◆ RECORDS FOR THE EXERCISE:
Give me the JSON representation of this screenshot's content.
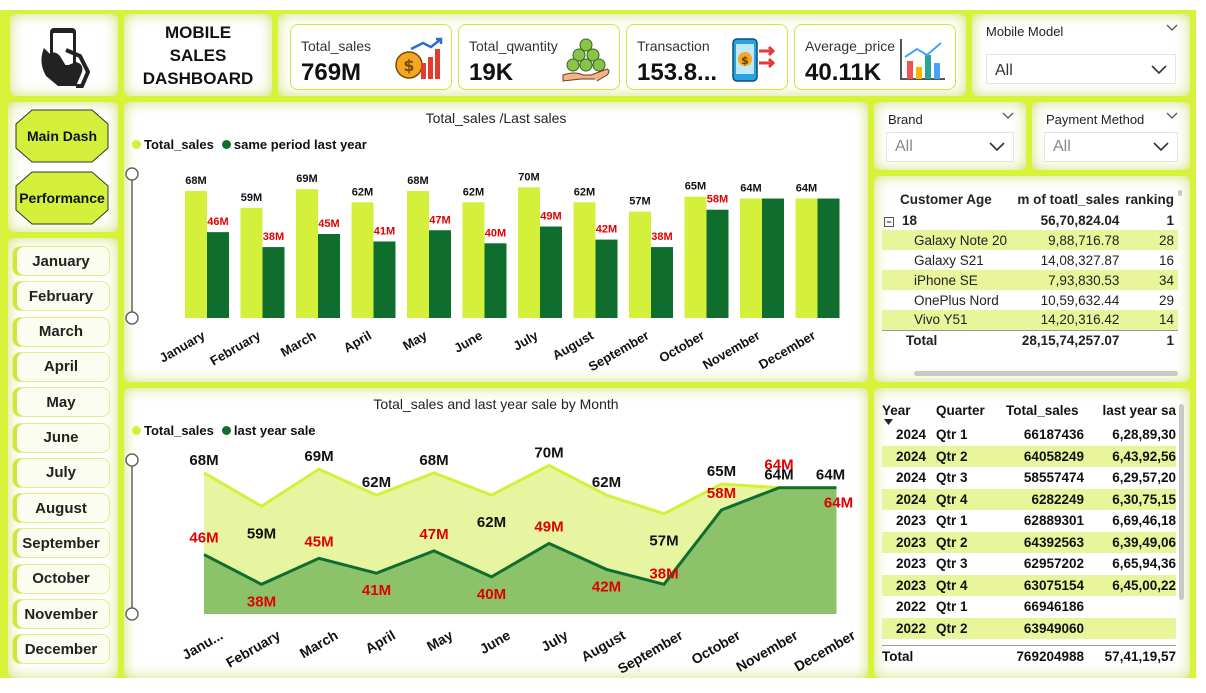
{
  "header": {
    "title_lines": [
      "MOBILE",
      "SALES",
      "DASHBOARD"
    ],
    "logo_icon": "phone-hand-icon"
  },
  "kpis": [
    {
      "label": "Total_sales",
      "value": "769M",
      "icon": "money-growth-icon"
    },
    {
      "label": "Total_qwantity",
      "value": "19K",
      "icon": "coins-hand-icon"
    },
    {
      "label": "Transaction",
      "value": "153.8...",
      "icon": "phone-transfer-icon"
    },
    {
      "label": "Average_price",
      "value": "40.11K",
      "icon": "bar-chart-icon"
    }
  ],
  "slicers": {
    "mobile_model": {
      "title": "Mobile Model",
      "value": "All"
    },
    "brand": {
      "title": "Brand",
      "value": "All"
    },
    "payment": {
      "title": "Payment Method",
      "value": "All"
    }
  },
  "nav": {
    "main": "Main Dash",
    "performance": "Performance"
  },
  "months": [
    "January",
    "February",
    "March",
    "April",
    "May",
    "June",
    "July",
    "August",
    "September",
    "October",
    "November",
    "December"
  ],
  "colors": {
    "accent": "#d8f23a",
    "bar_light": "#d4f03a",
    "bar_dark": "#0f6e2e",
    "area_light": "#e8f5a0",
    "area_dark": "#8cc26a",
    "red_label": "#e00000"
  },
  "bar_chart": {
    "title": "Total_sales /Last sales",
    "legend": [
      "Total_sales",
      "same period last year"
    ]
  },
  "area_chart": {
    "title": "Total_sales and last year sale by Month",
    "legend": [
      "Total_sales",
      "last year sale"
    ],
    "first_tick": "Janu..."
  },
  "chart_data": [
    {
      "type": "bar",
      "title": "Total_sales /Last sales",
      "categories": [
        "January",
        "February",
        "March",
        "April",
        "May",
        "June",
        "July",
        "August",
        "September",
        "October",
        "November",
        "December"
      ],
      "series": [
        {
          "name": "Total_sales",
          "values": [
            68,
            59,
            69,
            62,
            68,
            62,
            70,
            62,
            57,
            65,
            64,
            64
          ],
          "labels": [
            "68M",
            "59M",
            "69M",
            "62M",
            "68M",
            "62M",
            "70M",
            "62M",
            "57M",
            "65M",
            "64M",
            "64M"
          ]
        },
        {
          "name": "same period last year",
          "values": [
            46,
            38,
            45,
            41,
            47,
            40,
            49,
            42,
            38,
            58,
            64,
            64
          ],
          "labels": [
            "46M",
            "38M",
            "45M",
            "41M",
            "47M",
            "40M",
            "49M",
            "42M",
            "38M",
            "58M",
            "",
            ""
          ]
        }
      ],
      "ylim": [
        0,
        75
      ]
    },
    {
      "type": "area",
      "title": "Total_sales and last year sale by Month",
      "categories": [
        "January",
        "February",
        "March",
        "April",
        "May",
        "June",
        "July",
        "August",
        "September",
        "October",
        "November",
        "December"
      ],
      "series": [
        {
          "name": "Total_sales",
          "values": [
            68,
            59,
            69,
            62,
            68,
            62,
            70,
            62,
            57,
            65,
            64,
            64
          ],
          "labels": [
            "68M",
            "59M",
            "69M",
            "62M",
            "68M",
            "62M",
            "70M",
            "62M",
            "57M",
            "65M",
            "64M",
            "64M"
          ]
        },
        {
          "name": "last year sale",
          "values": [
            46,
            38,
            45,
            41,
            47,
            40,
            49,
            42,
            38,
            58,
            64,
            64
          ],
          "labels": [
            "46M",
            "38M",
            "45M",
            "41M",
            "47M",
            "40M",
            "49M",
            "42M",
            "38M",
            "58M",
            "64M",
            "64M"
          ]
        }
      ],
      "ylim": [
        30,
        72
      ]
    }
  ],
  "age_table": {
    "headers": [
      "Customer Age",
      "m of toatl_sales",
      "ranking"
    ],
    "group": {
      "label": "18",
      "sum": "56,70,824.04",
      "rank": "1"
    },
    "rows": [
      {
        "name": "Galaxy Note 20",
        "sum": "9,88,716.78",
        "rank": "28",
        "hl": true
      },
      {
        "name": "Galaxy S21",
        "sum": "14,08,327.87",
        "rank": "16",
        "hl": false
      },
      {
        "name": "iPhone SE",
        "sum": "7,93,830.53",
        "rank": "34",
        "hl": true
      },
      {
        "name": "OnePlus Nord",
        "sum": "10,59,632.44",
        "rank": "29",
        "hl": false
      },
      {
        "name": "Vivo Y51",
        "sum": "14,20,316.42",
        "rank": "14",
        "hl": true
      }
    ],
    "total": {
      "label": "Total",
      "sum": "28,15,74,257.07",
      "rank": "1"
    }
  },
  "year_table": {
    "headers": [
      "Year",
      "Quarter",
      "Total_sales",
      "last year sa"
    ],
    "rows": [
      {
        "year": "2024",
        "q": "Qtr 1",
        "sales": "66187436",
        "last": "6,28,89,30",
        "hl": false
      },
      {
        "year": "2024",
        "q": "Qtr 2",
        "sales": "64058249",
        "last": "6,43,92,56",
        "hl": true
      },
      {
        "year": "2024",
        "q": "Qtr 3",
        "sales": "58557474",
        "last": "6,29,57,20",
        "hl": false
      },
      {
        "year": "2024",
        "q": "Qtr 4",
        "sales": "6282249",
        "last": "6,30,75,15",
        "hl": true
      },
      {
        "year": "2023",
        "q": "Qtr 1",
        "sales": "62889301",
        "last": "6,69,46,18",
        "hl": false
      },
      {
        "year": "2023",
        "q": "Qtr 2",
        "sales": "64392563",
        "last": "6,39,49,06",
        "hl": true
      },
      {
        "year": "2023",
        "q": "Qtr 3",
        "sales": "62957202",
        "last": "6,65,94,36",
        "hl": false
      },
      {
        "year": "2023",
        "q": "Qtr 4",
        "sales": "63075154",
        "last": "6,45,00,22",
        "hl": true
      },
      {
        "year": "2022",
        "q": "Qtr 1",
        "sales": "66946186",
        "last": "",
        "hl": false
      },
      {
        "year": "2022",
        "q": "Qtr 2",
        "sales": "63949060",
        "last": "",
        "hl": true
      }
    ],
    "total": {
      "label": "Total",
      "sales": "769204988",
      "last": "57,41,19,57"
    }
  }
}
--
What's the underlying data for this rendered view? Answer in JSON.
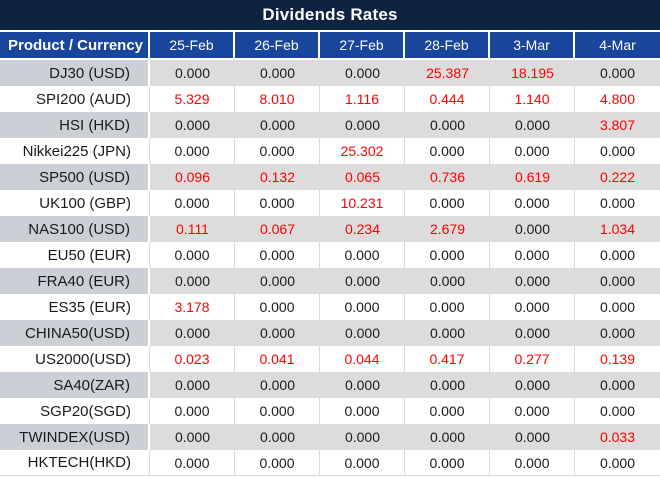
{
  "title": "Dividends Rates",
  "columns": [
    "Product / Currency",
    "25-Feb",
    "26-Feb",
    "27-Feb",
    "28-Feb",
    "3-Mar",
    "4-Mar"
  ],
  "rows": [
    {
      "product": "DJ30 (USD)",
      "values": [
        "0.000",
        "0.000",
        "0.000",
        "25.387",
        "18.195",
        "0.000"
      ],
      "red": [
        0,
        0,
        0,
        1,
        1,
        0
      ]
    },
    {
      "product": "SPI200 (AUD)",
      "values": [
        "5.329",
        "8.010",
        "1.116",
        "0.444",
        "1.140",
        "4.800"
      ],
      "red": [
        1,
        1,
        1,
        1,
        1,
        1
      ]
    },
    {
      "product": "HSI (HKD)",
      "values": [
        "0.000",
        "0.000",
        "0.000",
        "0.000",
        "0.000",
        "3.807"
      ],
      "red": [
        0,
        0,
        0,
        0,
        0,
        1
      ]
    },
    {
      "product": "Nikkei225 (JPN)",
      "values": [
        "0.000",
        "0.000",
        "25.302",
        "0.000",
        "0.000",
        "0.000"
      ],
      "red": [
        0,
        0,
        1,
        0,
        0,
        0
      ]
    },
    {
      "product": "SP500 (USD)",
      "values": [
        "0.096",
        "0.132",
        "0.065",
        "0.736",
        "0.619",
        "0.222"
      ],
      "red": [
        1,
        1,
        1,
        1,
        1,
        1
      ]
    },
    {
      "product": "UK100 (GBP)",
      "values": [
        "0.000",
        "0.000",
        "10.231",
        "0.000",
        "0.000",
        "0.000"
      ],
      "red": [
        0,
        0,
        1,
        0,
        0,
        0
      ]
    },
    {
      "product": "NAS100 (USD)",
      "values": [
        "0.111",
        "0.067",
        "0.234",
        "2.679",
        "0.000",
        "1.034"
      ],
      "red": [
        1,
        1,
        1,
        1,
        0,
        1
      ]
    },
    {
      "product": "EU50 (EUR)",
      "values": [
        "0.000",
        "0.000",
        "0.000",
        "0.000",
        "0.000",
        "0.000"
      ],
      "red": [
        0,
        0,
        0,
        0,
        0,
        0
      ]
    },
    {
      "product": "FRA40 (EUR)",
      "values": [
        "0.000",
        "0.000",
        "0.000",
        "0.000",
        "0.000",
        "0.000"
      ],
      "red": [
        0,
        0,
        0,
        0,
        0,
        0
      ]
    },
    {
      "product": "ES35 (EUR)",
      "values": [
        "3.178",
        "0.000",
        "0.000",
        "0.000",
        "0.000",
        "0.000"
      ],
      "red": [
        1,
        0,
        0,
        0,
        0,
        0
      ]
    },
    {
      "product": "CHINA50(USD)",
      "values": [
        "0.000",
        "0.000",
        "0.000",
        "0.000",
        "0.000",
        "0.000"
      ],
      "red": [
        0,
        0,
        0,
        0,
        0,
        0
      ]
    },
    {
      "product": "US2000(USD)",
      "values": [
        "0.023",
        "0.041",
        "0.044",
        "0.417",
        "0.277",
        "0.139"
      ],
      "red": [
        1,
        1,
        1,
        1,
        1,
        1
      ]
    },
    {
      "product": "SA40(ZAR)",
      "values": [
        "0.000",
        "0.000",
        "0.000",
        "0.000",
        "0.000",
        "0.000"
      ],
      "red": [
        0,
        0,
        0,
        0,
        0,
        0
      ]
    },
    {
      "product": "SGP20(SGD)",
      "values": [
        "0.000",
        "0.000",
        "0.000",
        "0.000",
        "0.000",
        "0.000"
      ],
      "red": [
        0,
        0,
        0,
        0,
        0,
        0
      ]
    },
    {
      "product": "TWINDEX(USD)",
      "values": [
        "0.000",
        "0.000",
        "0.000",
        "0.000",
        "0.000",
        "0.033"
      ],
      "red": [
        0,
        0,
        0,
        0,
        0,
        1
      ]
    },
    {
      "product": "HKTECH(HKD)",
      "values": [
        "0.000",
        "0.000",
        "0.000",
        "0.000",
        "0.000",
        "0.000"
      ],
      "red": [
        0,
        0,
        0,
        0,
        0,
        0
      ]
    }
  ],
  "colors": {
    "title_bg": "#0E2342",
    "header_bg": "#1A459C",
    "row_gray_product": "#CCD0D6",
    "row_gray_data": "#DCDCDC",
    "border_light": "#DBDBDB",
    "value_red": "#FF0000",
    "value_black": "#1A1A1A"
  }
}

◆ TASK OBJECTIVE:
Report each line of the material above where the word "name" appears.

◆ SOLUTION:
          "name": "Total_sales",
          "name": "same period last year",
          "name": "Total_sales",
          "name": "last year sale",
        "name": "Galaxy Note 20",
        "name": "Galaxy S21",
        "name": "iPhone SE",
        "name": "OnePlus Nord",
        "name": "Vivo Y51",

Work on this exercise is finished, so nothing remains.